- [To be done] Give back every line of the entries below with no changes, and leave out the pictures.

- [Available data]
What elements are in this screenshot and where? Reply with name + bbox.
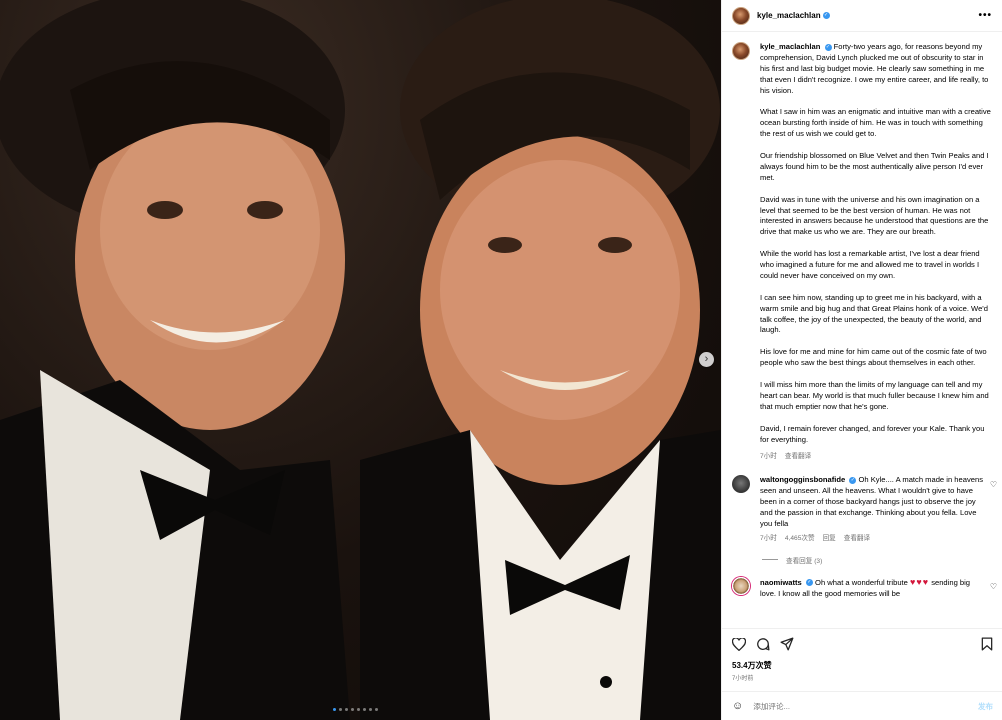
comment-username[interactable]: waltongogginsbonafide [760, 475, 845, 484]
caption-paragraph: I can see him now, standing up to greet … [760, 292, 988, 335]
avatar[interactable] [732, 475, 750, 494]
divider [762, 559, 778, 561]
caption-paragraph: David was in tune with the universe and … [760, 194, 989, 237]
verified-badge-icon: ✓ [822, 12, 830, 19]
post-actions: 53.4万次赞 7小时前 [722, 628, 1002, 686]
post-comment-button[interactable]: 发布 [978, 701, 993, 712]
view-replies-label: 查看回复 (3) [786, 557, 823, 565]
caption-username[interactable]: kyle_maclachlan [760, 42, 820, 51]
heart-icon[interactable] [732, 637, 746, 651]
comment-translate-link[interactable]: 查看翻译 [844, 534, 870, 545]
emoji-icon[interactable]: ☺ [732, 700, 743, 712]
avatar[interactable] [732, 576, 750, 595]
avatar[interactable] [732, 6, 750, 25]
verified-badge-icon: ✓ [849, 476, 857, 484]
verified-badge-icon: ✓ [805, 579, 813, 587]
caption-paragraph: While the world has lost a remarkable ar… [760, 249, 980, 280]
caption-paragraph: kyle_maclachlan ✓ Forty-two years ago, f… [760, 42, 992, 97]
carousel-dot[interactable] [345, 708, 348, 711]
carousel-dot[interactable] [363, 708, 366, 711]
carousel-dot[interactable] [351, 708, 354, 711]
more-horizontal-icon[interactable]: ••• [978, 10, 992, 21]
carousel-dot[interactable] [339, 708, 342, 711]
red-heart-emoji-icon: ♥♥♥ [910, 576, 930, 587]
comment-reply-link[interactable]: 回复 [823, 534, 836, 545]
avatar[interactable] [732, 42, 750, 60]
post-sidebar: kyle_maclachlan ✓ ••• kyle_maclachlan ✓ … [721, 0, 1002, 720]
bookmark-icon[interactable] [981, 637, 993, 651]
view-replies-link[interactable]: 查看回复 (3) [762, 555, 1002, 565]
verified-badge-icon: ✓ [824, 43, 832, 51]
comment-icon[interactable] [756, 637, 770, 651]
caption-paragraph: What I saw in him was an enigmatic and i… [760, 107, 991, 139]
comment-time: 7小时 [760, 534, 777, 542]
caption-paragraph: David, I remain forever changed, and for… [760, 423, 985, 444]
chevron-right-icon: › [704, 353, 709, 365]
carousel-next-button[interactable]: › [699, 352, 714, 367]
comments-scroll-area[interactable]: kyle_maclachlan ✓ Forty-two years ago, f… [722, 33, 1002, 628]
comment-like-heart-icon[interactable]: ♡ [990, 480, 997, 489]
comment-input[interactable] [753, 701, 964, 711]
caption-paragraph: I will miss him more than the limits of … [760, 379, 989, 411]
comment-username[interactable]: naomiwatts [760, 578, 802, 587]
caption-translate-link[interactable]: 查看翻译 [785, 452, 811, 463]
post-time: 7小时前 [732, 676, 754, 682]
share-icon[interactable] [780, 637, 794, 651]
caption-time: 7小时 [760, 453, 777, 461]
comment-text: Oh what a wonderful tribute [815, 577, 908, 587]
post-photo[interactable]: › [0, 0, 721, 720]
carousel-dot[interactable] [375, 708, 378, 711]
comment-composer: ☺ 发布 [722, 691, 1002, 720]
caption-meta: 7小时 查看翻译 [760, 452, 992, 463]
comment-like-heart-icon[interactable]: ♡ [990, 582, 997, 591]
carousel-dot[interactable] [369, 708, 372, 711]
photo-illustration [0, 0, 721, 720]
post-header: kyle_maclachlan ✓ ••• [722, 0, 1002, 32]
likes-count[interactable]: 53.4万次赞 [732, 660, 993, 671]
comment-meta: 7小时 4,465次赞 回复 查看翻译 [760, 534, 988, 545]
comment-item: naomiwatts ✓ Oh what a wonderful tribute… [722, 565, 1002, 600]
carousel-dot[interactable] [357, 708, 360, 711]
comment-likes[interactable]: 4,465次赞 [785, 534, 815, 545]
post-caption: kyle_maclachlan ✓ Forty-two years ago, f… [722, 33, 1002, 463]
post-author-username[interactable]: kyle_maclachlan [757, 11, 821, 20]
caption-paragraph: Our friendship blossomed on Blue Velvet … [760, 151, 989, 182]
carousel-dots [333, 708, 378, 711]
caption-paragraph: His love for me and mine for him came ou… [760, 347, 987, 368]
carousel-dot[interactable] [333, 708, 336, 711]
comment-item: waltongogginsbonafide ✓ Oh Kyle.... A ma… [722, 463, 1002, 544]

- [The solution]
What elements are in this screenshot and where? Reply with name + bbox.
comment-username[interactable]: waltongogginsbonafide [760, 475, 845, 484]
caption-paragraph: I can see him now, standing up to greet … [760, 292, 988, 335]
avatar[interactable] [732, 475, 750, 494]
divider [762, 559, 778, 561]
caption-paragraph: David was in tune with the universe and … [760, 194, 989, 237]
verified-badge-icon: ✓ [822, 12, 830, 19]
post-actions: 53.4万次赞 7小时前 [722, 628, 1002, 686]
post-comment-button[interactable]: 发布 [978, 701, 993, 712]
view-replies-label: 查看回复 (3) [786, 557, 823, 565]
caption-username[interactable]: kyle_maclachlan [760, 42, 820, 51]
heart-icon[interactable] [732, 637, 746, 651]
comment-translate-link[interactable]: 查看翻译 [844, 534, 870, 545]
emoji-icon[interactable]: ☺ [732, 700, 743, 712]
avatar[interactable] [732, 576, 750, 595]
avatar[interactable] [732, 6, 750, 25]
verified-badge-icon: ✓ [849, 476, 857, 484]
verified-badge-icon: ✓ [805, 579, 813, 587]
caption-paragraph: While the world has lost a remarkable ar… [760, 249, 980, 280]
caption-paragraph: kyle_maclachlan ✓ Forty-two years ago, f… [760, 42, 992, 97]
carousel-dot[interactable] [345, 708, 348, 711]
carousel-dot[interactable] [363, 708, 366, 711]
carousel-dot[interactable] [351, 708, 354, 711]
more-horizontal-icon[interactable]: ••• [978, 10, 992, 21]
carousel-dot[interactable] [339, 708, 342, 711]
red-heart-emoji-icon: ♥♥♥ [910, 576, 930, 587]
comment-reply-link[interactable]: 回复 [823, 534, 836, 545]
avatar[interactable] [732, 42, 750, 60]
post-sidebar: kyle_maclachlan ✓ ••• kyle_maclachlan ✓ … [721, 0, 1002, 720]
bookmark-icon[interactable] [981, 637, 993, 651]
view-replies-link[interactable]: 查看回复 (3) [762, 555, 1002, 565]
verified-badge-icon: ✓ [824, 43, 832, 51]
comment-icon[interactable] [756, 637, 770, 651]
caption-paragraph: What I saw in him was an enigmatic and i… [760, 107, 991, 139]
comment-time: 7小时 [760, 534, 777, 542]
caption-paragraph: David, I remain forever changed, and for… [760, 423, 985, 444]
chevron-right-icon: › [704, 353, 709, 365]
carousel-next-button[interactable]: › [699, 352, 714, 367]
comments-scroll-area[interactable]: kyle_maclachlan ✓ Forty-two years ago, f… [722, 33, 1002, 628]
comment-like-heart-icon[interactable]: ♡ [990, 480, 997, 489]
comment-input[interactable] [753, 701, 964, 711]
caption-paragraph: I will miss him more than the limits of … [760, 379, 989, 411]
comment-username[interactable]: naomiwatts [760, 578, 802, 587]
caption-translate-link[interactable]: 查看翻译 [785, 452, 811, 463]
post-time: 7小时前 [732, 676, 754, 682]
share-icon[interactable] [780, 637, 794, 651]
caption-time: 7小时 [760, 453, 777, 461]
comment-text: Oh what a wonderful tribute [815, 577, 908, 587]
post-photo[interactable]: › [0, 0, 721, 720]
carousel-dot[interactable] [375, 708, 378, 711]
comment-composer: ☺ 发布 [722, 691, 1002, 720]
caption-meta: 7小时 查看翻译 [760, 452, 992, 463]
comment-like-heart-icon[interactable]: ♡ [990, 582, 997, 591]
carousel-dot[interactable] [369, 708, 372, 711]
photo-illustration [0, 0, 721, 720]
post-header: kyle_maclachlan ✓ ••• [722, 0, 1002, 32]
likes-count[interactable]: 53.4万次赞 [732, 660, 993, 671]
comment-meta: 7小时 4,465次赞 回复 查看翻译 [760, 534, 988, 545]
comment-item: naomiwatts ✓ Oh what a wonderful tribute… [722, 565, 1002, 600]
carousel-dot[interactable] [357, 708, 360, 711]
comment-likes[interactable]: 4,465次赞 [785, 534, 815, 545]
post-caption: kyle_maclachlan ✓ Forty-two years ago, f… [722, 33, 1002, 463]
post-author-username[interactable]: kyle_maclachlan [757, 11, 821, 20]
caption-paragraph: Our friendship blossomed on Blue Velvet … [760, 151, 989, 182]
carousel-dots [333, 708, 378, 711]
caption-paragraph: His love for me and mine for him came ou… [760, 347, 987, 368]
carousel-dot[interactable] [333, 708, 336, 711]
comment-item: waltongogginsbonafide ✓ Oh Kyle.... A ma… [722, 463, 1002, 544]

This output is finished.